**Data rows:**
+--
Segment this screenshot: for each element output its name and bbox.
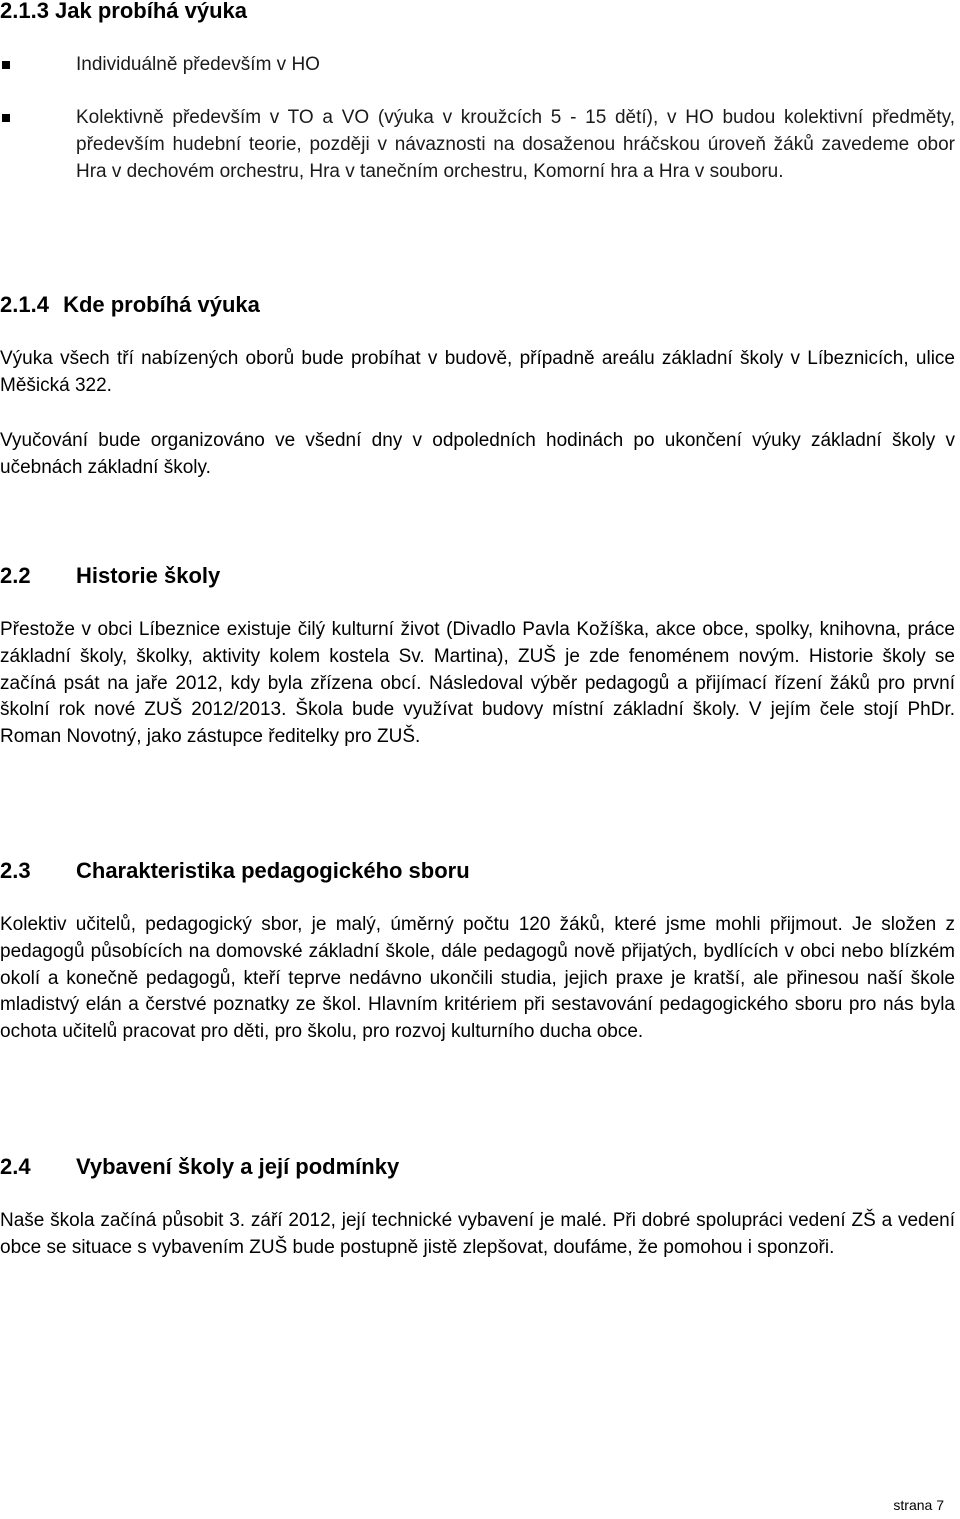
heading-2-1-3: 2.1.3 Jak probíhá výuka <box>0 0 248 23</box>
section-number: 2.4 <box>0 1154 31 1179</box>
page-number: strana 7 <box>893 1497 944 1513</box>
paragraph-schedule: Vyučování bude organizováno ve všední dny v odpoledních hodinách po ukončení výuky základní školy v učebnách základní školy. <box>0 430 955 478</box>
section-number: 2.2 <box>0 563 31 588</box>
paragraph-history: Přestože v obci Líbeznice existuje čilý kulturní život (Divadlo Pavla Kožíška, akce obce, spolky, knihovna, práce základní školy, školky, aktivity kolem kostela Sv. Martina), ZUŠ je zde fenoménem novým. Historie školy se začíná psát na jaře 2012, kdy byla zřízena obcí. Následoval výběr pedagogů a přijímací řízení žáků pro první školní rok nové ZUŠ 2012/2013. Škola bude využívat budovy místní základní školy. V jejím čele stojí PhDr. Roman Novotný, jako zástupce ředitelky pro ZUŠ. <box>0 619 955 748</box>
heading-2-2 <box>0 563 220 589</box>
paragraph-equipment: Naše škola začíná působit 3. září 2012, její technické vybavení je malé. Při dobré spolupráci vedení ZŠ a vedení obce se situace s vybavením ZUŠ bude postupně jistě zlepšovat, doufáme, že pomohou i sponzoři. <box>0 1210 955 1258</box>
heading-2-4 <box>0 1154 399 1180</box>
section-title: Charakteristika pedagogického sboru <box>76 858 470 883</box>
heading-2-3 <box>0 858 470 884</box>
section-title: Kde probíhá výuka <box>63 292 260 317</box>
paragraph-location: Výuka všech tří nabízených oborů bude probíhat v budově, případně areálu základní školy v Líbeznicích, ulice Měšická 322. <box>0 348 955 396</box>
section-title: Vybavení školy a její podmínky <box>76 1154 400 1179</box>
bullet-text: Kolektivně především v TO a VO (výuka v kroužcích 5 - 15 dětí), v HO budou kolektivní předměty, především hudební teorie, později v návaznosti na dosaženou hráčskou úroveň žáků zavedeme obor Hra v dechovém orchestru, Hra v tanečním orchestru, Komorní hra a Hra v souboru. <box>76 107 955 182</box>
section-number: 2.1.4 <box>0 292 49 317</box>
heading-2-1-4 <box>0 292 260 318</box>
bullet-square-icon <box>2 114 10 122</box>
paragraph-staff: Kolektiv učitelů, pedagogický sbor, je malý, úměrný počtu 120 žáků, které jsme mohli přijmout. Je složen z pedagogů působících na domovské základní škole, dále pedagogů nově přijatých, bydlících v obci nebo blízkém okolí a konečně pedagogů, kteří teprve nedávno ukončili studia, jejich praxe je kratší, ale přinesou naší škole mladistvý elán a čerstvé poznatky ze škol. Hlavním kritériem při sestavování pedagogického sboru pro nás byla ochota učitelů pracovat pro děti, pro školu, pro rozvoj kulturního ducha obce. <box>0 914 955 1043</box>
section-number: 2.3 <box>0 858 31 883</box>
bullet-square-icon <box>2 61 10 69</box>
bullet-text: Individuálně především v HO <box>76 54 320 75</box>
section-title: Historie školy <box>76 563 221 588</box>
+--
**Given request:**
Copy out every line of the records above exactly as it appears, leaving out the pictures.

**Task response:**
Segment this screenshot: for each element output its name and bbox.
heading-2-1-3: 2.1.3 Jak probíhá výuka <box>0 0 248 23</box>
section-number: 2.4 <box>0 1154 31 1179</box>
page-number: strana 7 <box>893 1497 944 1513</box>
paragraph-schedule: Vyučování bude organizováno ve všední dny v odpoledních hodinách po ukončení výuky základní školy v učebnách základní školy. <box>0 430 955 478</box>
section-number: 2.2 <box>0 563 31 588</box>
paragraph-history: Přestože v obci Líbeznice existuje čilý kulturní život (Divadlo Pavla Kožíška, akce obce, spolky, knihovna, práce základní školy, školky, aktivity kolem kostela Sv. Martina), ZUŠ je zde fenoménem novým. Historie školy se začíná psát na jaře 2012, kdy byla zřízena obcí. Následoval výběr pedagogů a přijímací řízení žáků pro první školní rok nové ZUŠ 2012/2013. Škola bude využívat budovy místní základní školy. V jejím čele stojí PhDr. Roman Novotný, jako zástupce ředitelky pro ZUŠ. <box>0 619 955 748</box>
heading-2-2 <box>0 563 220 589</box>
paragraph-equipment: Naše škola začíná působit 3. září 2012, její technické vybavení je malé. Při dobré spolupráci vedení ZŠ a vedení obce se situace s vybavením ZUŠ bude postupně jistě zlepšovat, doufáme, že pomohou i sponzoři. <box>0 1210 955 1258</box>
heading-2-4 <box>0 1154 399 1180</box>
section-title: Charakteristika pedagogického sboru <box>76 858 470 883</box>
heading-2-3 <box>0 858 470 884</box>
section-title: Kde probíhá výuka <box>63 292 260 317</box>
paragraph-location: Výuka všech tří nabízených oborů bude probíhat v budově, případně areálu základní školy v Líbeznicích, ulice Měšická 322. <box>0 348 955 396</box>
section-title: Vybavení školy a její podmínky <box>76 1154 400 1179</box>
bullet-text: Kolektivně především v TO a VO (výuka v kroužcích 5 - 15 dětí), v HO budou kolektivní předměty, především hudební teorie, později v návaznosti na dosaženou hráčskou úroveň žáků zavedeme obor Hra v dechovém orchestru, Hra v tanečním orchestru, Komorní hra a Hra v souboru. <box>76 107 955 182</box>
section-number: 2.1.4 <box>0 292 49 317</box>
heading-2-1-4 <box>0 292 260 318</box>
bullet-square-icon <box>2 114 10 122</box>
paragraph-staff: Kolektiv učitelů, pedagogický sbor, je malý, úměrný počtu 120 žáků, které jsme mohli přijmout. Je složen z pedagogů působících na domovské základní škole, dále pedagogů nově přijatých, bydlících v obci nebo blízkém okolí a konečně pedagogů, kteří teprve nedávno ukončili studia, jejich praxe je kratší, ale přinesou naší škole mladistvý elán a čerstvé poznatky ze škol. Hlavním kritériem při sestavování pedagogického sboru pro nás byla ochota učitelů pracovat pro děti, pro školu, pro rozvoj kulturního ducha obce. <box>0 914 955 1043</box>
section-number: 2.3 <box>0 858 31 883</box>
bullet-square-icon <box>2 61 10 69</box>
bullet-text: Individuálně především v HO <box>76 54 320 75</box>
section-title: Historie školy <box>76 563 221 588</box>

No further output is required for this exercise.